Provided text ::
UIDAI Aadhaar Data Analysis Project

Team ID: UIDAI 4732 | Hackathon 2026

📊 Dashboard Preview

🔗 Live Power BI Dashboard:

👥 Team Members

Birla Institute of Technology, Mesra Department of Quantitative Economics and Data Science

Name	ID
Rounak Kumar	IED/10026/22
Dhruv	IED/10017/22
Apurva Mishra	IED/10024/22

📖 Project Overview

This project processes approximately 44 lakh records of Aadhaar Enrolment and Update datasets provided by the National Informatics Centre (NIC).

The raw data was fragmented across multiple split CSVs with inconsistent schemas, noisy geographic identifiers, and duplicates. Our solution consolidates this into a single, analysis-ready source of truth and visualizes it via an interactive Power BI dashboard to identify operational gaps, regional disparities, and lifecycle transition trends.

🚩 Problem Statement

The raw Aadhaar operational datasets present several challenges that hinder direct analysis:

Schema Inconsistencies: Split files (Biometric, Demographic, Enrolment) have different column structures.
Noisy Geography: State and District names contain spelling variants (e.g., "Orissa" vs "Odisha", "Cuddapah" vs "YSR"), special characters, and casing issues.
Lack of Metrics: Raw data provides counts but lacks performance indicators like "Growth Rate" or "Transition Continuity."
Duplication: Repeated records exist at identical reporting granularities.

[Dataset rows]
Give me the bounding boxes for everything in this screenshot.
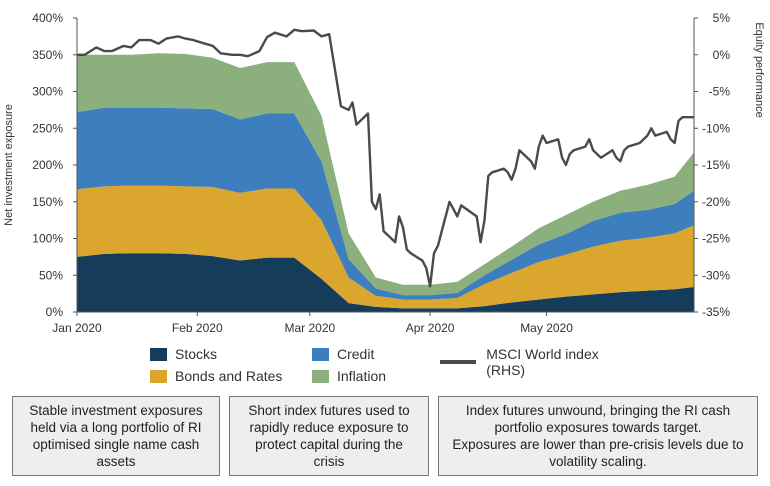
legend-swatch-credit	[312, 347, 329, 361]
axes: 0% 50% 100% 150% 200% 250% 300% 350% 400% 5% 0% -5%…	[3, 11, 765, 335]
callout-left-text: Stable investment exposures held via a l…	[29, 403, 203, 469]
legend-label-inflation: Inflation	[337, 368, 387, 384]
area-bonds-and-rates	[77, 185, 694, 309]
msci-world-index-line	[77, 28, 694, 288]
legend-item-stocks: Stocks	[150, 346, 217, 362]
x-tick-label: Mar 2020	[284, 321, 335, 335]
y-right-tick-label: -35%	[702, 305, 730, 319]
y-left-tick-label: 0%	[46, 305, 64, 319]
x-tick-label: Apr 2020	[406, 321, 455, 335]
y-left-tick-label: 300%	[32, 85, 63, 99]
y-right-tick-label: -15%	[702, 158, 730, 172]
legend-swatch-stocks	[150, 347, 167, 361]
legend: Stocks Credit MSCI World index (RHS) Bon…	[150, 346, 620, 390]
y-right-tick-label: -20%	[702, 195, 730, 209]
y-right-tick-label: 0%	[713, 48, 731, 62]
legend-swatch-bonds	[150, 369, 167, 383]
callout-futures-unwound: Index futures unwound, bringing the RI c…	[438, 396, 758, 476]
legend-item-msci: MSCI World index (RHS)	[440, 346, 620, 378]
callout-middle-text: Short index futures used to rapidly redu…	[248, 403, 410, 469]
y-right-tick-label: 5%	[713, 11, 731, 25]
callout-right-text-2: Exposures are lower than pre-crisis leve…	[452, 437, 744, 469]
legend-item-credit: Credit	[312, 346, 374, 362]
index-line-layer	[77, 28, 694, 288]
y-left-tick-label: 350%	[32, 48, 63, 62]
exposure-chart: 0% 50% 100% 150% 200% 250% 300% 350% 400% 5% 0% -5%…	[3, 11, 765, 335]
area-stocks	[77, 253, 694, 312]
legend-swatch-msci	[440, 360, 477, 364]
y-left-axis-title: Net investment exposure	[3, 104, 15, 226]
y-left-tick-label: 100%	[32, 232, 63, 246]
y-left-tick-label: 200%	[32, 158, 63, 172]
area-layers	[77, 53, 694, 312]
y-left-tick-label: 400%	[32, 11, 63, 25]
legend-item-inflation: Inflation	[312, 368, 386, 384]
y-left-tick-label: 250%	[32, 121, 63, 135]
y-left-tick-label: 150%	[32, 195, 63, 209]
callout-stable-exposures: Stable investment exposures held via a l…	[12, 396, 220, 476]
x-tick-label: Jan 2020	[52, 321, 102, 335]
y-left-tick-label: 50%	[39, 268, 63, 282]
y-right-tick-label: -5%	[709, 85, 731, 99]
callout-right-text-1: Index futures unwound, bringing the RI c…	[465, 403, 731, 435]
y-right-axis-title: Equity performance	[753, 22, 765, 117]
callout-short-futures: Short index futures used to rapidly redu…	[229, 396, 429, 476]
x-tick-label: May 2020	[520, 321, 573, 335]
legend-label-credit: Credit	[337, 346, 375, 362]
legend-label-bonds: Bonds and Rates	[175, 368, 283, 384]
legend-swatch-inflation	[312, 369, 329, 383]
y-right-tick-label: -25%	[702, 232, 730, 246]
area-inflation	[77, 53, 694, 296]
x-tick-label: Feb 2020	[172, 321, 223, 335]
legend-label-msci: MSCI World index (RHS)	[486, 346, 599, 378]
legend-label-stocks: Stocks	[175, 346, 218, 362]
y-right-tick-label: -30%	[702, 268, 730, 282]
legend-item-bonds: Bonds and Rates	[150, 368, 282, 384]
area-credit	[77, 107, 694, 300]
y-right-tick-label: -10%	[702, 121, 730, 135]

Problems to solve ::
a: According to the Aadhaar project text, which organization provided the Enrolment and Update datasets?
b: Reproduce the Aadhaar project text starting with "Birla Institute of" and going on through "Informatics Centre (NIC).".
c: Pick up the Aadhaar project text after its last line and keep writing it.

Responses to the exercise ::
a: The National Informatics Centre (NIC).

b:
Birla Institute of Technology, Mesra Department of Quantitative Economics and Data Science

Name	ID
Rounak Kumar	IED/10026/22
Dhruv	IED/10017/22
Apurva Mishra	IED/10024/22

📖 Project Overview

This project processes approximately 44 lakh records of Aadhaar Enrolment and Update datasets provided by the National Informatics Centre (NIC).

c:
Objective: Construct a unified pipeline to clean, standardize, and enrich the data for district-level decision-making.

⚙️ The Approach: End-to-End Pipeline

We implemented a 7-step ETL (Extract, Transform, Load) pipeline using Python (Pandas) and Power Query.

graph TD
    A[Raw CSV Ingestion] -->|Concat Split Files| B(Schema Alignment)
    B -->|Standardize Age Cols| C{Consolidation}
    C --> D[Geographic Cleaning]
    D -->|Regex & Mapping| E[Aggregation & Deduping]
    E --> F[Feature Engineering]
    F --> G[Final Dashboard Model]

Pipeline Steps

1. Ingestion

Read split CSVs from:
- Biometric folder
- Demographic folder
- Enrolment folder

2. Schema Alignment

Columns renamed to canonical formats:

age_0_5 (Bal Aadhaar)
age_5_17 (Mandatory Biometric Updates)
age_18_greater (Adult Updates)

3. Consolidation

Merged all sources into a master staging table.

4. Geographic Cleaning

State Normalization

Removed numeric junk.
Fixed casing issues with "and".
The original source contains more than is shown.